--- TEXT PROVIDED ---

What architecture to use to classify english to japanese translations

Hi everyone,

i am currently diving into Transformers and the huggingface ecosystem. As an interesting test project i want to build a classifier that given an english and japanese sentence, it can decide if the english sentence is a translation of the japanese sentence (or vise versa).

I already tried a few things like using lora to finetune llama models, or training a llama model (smaller configuration) from scratch.

Currently i tried out an encoder decoder architecture with a pretrained roberta pretrained as the encoder and a newly initilized decoder roberta. I freeze the encoder and only train the decoder.

Not one of these strategies has given me any acceptable success. The encoder-decoder was the weirdest on, not really training at all currently. The loss looks like this:

and only after i am training for multiple hundred epochs on a small subset of the dataset. If i use smaller epoch sizes I do not see any actual trianing happening.

I am kinda out of ideas at this point. Is there something i am completly missing or forgetting?

What architectures would be recommended for this kind of task?

--- DATASET EXTRACT ---

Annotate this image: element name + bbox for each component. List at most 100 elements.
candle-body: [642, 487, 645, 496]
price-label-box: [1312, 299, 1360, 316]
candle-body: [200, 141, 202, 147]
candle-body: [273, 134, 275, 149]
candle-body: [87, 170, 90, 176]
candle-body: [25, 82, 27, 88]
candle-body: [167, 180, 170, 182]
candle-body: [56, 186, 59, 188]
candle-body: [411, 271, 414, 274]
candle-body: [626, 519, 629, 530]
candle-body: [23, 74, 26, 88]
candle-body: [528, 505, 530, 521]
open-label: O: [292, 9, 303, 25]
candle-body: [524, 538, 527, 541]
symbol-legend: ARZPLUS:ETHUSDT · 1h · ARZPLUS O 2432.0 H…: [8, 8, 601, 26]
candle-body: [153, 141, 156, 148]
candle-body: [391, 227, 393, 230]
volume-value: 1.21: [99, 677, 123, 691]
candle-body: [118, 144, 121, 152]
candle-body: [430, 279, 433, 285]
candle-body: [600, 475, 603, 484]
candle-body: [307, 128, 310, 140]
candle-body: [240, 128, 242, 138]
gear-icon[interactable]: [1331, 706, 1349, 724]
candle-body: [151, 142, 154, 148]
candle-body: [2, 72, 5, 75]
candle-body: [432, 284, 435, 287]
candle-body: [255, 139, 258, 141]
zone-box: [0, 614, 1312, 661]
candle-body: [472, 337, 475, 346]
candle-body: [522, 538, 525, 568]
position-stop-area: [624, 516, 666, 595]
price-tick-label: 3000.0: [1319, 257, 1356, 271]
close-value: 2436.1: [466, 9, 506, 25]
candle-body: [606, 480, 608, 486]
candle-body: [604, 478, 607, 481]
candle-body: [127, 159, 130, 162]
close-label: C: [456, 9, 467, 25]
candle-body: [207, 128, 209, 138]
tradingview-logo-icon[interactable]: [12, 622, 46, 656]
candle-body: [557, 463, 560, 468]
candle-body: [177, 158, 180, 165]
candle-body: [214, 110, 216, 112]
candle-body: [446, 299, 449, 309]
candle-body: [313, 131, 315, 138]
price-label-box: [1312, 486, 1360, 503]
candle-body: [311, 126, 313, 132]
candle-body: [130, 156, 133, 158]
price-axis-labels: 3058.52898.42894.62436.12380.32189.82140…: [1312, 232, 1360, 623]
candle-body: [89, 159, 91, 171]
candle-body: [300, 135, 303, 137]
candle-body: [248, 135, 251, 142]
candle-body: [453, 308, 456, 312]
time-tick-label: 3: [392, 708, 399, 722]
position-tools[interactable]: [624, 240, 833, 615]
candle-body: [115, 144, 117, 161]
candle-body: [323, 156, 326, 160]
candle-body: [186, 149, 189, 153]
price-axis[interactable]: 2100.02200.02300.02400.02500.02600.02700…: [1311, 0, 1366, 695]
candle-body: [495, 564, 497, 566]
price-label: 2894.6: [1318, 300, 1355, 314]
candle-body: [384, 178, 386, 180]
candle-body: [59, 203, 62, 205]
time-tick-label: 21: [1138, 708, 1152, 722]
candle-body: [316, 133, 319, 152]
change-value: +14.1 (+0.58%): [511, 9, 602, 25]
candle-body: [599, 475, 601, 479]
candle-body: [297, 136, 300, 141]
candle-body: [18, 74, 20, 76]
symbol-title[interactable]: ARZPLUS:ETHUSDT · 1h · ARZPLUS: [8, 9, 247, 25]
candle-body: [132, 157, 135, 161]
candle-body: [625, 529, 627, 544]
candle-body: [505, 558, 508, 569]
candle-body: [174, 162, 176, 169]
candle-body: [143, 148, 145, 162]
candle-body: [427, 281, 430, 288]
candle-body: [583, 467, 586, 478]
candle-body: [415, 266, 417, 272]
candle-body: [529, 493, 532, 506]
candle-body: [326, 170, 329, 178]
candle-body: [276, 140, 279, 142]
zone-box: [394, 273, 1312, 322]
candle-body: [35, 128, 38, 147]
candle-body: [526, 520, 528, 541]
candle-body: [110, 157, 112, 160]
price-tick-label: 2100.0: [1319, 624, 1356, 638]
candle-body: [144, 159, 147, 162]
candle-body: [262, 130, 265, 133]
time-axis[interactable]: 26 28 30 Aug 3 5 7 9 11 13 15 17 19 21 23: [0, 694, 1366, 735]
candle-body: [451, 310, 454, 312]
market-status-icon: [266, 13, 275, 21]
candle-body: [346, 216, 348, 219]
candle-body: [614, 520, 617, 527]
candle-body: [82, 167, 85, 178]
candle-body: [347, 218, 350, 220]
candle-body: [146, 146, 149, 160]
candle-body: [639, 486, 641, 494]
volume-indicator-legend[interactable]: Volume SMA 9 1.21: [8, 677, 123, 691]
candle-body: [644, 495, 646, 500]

---

REQUIRED TASK 1
Answer these questions about the forum post on classifying English–Japanese translations:
(a) Which models did the poster fine-tune using LoRA?
(b) In the encoder-decoder setup, which part does the poster freeze?
(c) Which strategy does the poster call the weirdest?
REQUIRED TASK 2
Continue the forum post on classifying English–Japanese translations, starting after its final question.

OUTPUT 1
(a) Llama models.
(b) The encoder, a pretrained RoBERTa.
(c) The encoder-decoder, which was hardly training at all.

OUTPUT 2
Also is transformers simply the wrong tool here? Are there other nn’s or tools i could use instead to solve this problem?

Thank you to everyone that can help me with this one, or point me in the right direction ^^

Hey @Nazzaroth2

Classification tasks for Japanese/English (and vice versa) are a very tricky project to start due to the specificities of the Japanese language. You might be interested in reading the following links.

Good luck!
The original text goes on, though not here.